Requisitos do exercício
Transcreva, do texto abaixo sobre o taxista de Berlim, a passagem entre "E, ao contrário" e "moscas tropicais assassinas?", com essas duas partes incluídas.

Trecho do texto
━━━━━━━━━━━━━━━━━━━━
E, ao contrário dos habitantes de outras cidades aparentemente mais antenadas com o mundo, o número de berlinenses que se interessa pelo que se passa em países como o Brasil é considerável, a começar pelos motoristas de táxi, que, claro, falam em futebol e vários são capazes de lembrar os principais jogadores das seleções brasileiras. Mas não falam somente em futebol, como aconteceu com um deles, no trajeto até meu hotel. Estava mesmo ocorrendo no Brasil uma terrível praga de moscas, como ele tinha ouvido no rádio? Os hospitais brasileiros estavam tomados por temíveis moscas tropicais assassinas?
Era o caso das varejeiras que infestaram o hospital Pedro Ernesto, no Rio. Eu, que já havia dado uma olhada nos jornais brasileiros pela internet, tranquilizei-o e passei-lhe as dimensões verdadeiras do caso. Ele me respondeu que já tinha suspeitado disso, principalmente depois do governo do presidente Lula, que havia mudado radicalmente o Brasil, livrando-o do atraso e das condições terríveis em que o nosso povo antes vivia, a começar pela saúde pública. Quase não tive coragem de contradizê-lo um pouco, explicando que, se ele visitasse hospitais públicos brasileiros, talvez não se recuperasse do choque, pois não era bem assim. Mas ele nem ouviu minha resposta. Descobri que estava num táxi do PT, ou pelo menos de um lulista fanático. Ou então os comerciais do governo estavam passando na televisão daqui. Pelo visto, a popularidade do homem havia chegado com força a Berlim. Despedimo-nos com ele exclamando “Lula!” e apontando o polegar para cima com um sorriso.
━━━━━━━━━━━━━━━━━━━━
Dados
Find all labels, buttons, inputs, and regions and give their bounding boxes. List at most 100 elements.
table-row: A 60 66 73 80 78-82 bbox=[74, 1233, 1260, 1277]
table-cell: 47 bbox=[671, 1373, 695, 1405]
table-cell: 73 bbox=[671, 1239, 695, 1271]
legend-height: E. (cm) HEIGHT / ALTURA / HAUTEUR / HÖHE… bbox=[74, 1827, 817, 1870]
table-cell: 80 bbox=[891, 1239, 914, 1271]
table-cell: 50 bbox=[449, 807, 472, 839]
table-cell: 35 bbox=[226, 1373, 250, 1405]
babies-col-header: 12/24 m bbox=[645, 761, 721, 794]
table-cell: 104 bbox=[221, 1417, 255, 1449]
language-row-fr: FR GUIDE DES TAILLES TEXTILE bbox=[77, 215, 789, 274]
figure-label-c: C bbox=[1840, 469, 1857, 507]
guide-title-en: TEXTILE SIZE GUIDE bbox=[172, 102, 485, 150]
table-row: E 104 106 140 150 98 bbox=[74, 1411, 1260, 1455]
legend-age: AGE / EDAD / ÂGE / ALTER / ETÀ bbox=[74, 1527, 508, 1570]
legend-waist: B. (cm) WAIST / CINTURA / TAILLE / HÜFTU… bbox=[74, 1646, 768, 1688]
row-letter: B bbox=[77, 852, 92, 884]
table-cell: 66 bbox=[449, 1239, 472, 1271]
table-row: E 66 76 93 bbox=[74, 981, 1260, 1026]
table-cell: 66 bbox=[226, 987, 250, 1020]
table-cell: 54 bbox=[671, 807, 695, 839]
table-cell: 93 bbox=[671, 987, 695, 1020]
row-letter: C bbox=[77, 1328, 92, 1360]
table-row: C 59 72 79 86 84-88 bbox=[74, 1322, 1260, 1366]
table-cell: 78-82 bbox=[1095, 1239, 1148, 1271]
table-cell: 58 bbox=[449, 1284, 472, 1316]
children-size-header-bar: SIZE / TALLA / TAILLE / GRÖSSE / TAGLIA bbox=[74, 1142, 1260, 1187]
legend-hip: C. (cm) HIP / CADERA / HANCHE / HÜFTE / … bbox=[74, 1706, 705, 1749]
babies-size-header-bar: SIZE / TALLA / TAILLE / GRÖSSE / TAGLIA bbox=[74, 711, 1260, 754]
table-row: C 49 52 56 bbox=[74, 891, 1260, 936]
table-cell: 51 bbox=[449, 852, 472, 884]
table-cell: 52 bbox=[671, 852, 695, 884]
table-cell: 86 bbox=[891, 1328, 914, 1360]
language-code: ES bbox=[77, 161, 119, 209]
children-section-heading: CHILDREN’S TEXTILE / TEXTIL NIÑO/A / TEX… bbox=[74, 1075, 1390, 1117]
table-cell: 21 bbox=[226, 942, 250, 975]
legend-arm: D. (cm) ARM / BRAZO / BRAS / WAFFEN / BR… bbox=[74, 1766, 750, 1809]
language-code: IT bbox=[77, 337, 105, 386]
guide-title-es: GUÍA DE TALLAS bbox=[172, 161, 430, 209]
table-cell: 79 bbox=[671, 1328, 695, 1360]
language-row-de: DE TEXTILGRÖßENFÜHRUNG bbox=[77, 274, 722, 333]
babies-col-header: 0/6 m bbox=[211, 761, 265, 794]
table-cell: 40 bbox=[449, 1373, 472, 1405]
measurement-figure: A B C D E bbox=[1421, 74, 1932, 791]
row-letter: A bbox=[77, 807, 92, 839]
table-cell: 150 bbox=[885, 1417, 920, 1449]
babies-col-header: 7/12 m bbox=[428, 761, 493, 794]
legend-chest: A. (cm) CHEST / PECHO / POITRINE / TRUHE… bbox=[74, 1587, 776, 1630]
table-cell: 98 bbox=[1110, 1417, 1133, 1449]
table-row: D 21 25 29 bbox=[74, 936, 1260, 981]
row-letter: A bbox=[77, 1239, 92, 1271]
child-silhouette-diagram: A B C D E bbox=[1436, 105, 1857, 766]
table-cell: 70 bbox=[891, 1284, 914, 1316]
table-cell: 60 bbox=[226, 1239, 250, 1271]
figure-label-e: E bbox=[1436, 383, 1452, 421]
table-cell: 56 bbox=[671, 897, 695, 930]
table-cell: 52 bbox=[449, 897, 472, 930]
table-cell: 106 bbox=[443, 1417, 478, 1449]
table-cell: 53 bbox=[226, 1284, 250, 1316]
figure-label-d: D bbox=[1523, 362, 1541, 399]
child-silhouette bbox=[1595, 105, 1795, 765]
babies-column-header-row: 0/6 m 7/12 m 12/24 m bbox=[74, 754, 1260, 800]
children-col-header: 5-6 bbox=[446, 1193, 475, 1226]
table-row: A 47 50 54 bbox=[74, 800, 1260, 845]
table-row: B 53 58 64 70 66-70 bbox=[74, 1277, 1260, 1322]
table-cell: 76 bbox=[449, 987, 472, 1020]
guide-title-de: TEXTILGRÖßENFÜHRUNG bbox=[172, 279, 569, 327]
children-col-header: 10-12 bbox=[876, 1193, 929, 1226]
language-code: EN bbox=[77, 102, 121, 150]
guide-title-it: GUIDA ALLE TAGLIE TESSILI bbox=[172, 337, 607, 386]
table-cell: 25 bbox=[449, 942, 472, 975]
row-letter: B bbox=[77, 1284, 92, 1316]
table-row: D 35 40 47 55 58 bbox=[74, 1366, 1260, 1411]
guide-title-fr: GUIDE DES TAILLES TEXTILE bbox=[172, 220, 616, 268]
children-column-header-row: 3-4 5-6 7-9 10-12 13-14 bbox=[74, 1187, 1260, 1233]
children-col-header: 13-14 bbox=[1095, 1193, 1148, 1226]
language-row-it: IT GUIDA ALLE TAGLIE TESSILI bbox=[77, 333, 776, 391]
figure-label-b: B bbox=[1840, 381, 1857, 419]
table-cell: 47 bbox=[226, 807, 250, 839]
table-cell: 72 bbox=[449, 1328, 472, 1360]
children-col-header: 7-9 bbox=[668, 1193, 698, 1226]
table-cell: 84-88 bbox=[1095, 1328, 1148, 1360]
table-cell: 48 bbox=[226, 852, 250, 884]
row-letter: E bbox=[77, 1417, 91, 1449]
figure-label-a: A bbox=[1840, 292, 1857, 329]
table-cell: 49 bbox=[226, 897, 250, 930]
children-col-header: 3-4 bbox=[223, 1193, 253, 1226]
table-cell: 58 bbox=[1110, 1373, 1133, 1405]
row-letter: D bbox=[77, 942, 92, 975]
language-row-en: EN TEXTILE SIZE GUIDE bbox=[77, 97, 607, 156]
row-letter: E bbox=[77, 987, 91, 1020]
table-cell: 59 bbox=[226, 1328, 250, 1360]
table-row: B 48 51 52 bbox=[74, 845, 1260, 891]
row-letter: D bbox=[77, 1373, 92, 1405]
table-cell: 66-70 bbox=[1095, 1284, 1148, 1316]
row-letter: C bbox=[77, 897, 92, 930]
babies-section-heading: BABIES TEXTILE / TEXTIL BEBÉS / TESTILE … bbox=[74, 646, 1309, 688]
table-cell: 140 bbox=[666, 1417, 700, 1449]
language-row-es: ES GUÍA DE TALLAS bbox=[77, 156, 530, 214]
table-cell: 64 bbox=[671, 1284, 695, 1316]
━━━━━━━━━━━━━━━━━━━━
Resultado da tarefa
E, ao contrário dos habitantes de outras cidades aparentemente mais antenadas com o mundo, o número de berlinenses que se interessa pelo que se passa em países como o Brasil é considerável, a começar pelos motoristas de táxi, que, claro, falam em futebol e vários são capazes de lembrar os principais jogadores das seleções brasileiras. Mas não falam somente em futebol, como aconteceu com um deles, no trajeto até meu hotel. Estava mesmo ocorrendo no Brasil uma terrível praga de moscas, como ele tinha ouvido no rádio? Os hospitais brasileiros estavam tomados por temíveis moscas tropicais assassinas?